• **Text excerpt**:
====

KULT is a nationwide project that has the noble aim of strengthening day-care children's encounter with art and culture both qualitatively and quantitatively.

Exposure to arts and culture is a natural part of a child's early socialisation and a good investment in young children's health and social and cultural development. The benefits of letting children watch art, listen to music, hear stories and experience dance, theatre and heritage education are twofold: The experience itself provides the child with strong, valuable impulses that have value in themselves in the here and now, but which can also inspire new games, stories and activities that - supported by the educator - both bring joy and can be steps on the child's path towards its nearest zone of development (Vygotsky).

Experiencing art and culture can be exhilarating, 'fun' and inspiring. However, if visits to museums, theatres, etc. are to have an impact beyond the 'magical now', children themselves need to be given the opportunity to actively acquire the artistic idioms. The better one masters one's languages (this applies to all forms of language), the more precisely and differentiated one can understand one's world and express oneself about it.

====

• **Data supplied**:
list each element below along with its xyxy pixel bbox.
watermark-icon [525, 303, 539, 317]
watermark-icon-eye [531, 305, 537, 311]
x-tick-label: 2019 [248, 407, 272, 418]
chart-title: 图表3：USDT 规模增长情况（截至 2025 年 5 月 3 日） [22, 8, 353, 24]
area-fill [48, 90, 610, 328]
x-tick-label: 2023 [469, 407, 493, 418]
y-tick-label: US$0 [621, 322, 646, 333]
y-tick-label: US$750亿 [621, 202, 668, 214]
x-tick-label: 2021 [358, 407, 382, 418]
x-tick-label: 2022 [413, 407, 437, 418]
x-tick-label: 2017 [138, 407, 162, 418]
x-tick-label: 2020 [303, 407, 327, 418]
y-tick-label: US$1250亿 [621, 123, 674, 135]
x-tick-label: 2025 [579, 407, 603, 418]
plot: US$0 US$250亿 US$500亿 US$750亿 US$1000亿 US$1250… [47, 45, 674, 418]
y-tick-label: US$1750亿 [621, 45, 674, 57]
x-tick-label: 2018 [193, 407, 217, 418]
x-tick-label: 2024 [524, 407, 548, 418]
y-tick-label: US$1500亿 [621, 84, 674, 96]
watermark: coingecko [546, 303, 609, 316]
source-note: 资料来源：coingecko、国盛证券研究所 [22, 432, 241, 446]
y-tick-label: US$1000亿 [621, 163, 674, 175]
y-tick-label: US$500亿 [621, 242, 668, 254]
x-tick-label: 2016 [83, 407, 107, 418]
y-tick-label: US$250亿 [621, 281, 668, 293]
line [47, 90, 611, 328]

====

• **Task brief**:
In the KULT project description, what is the aim of the project?

• **Result of the exercise**:
To strengthen day-care children's encounter with art and culture both qualitatively and quantitatively.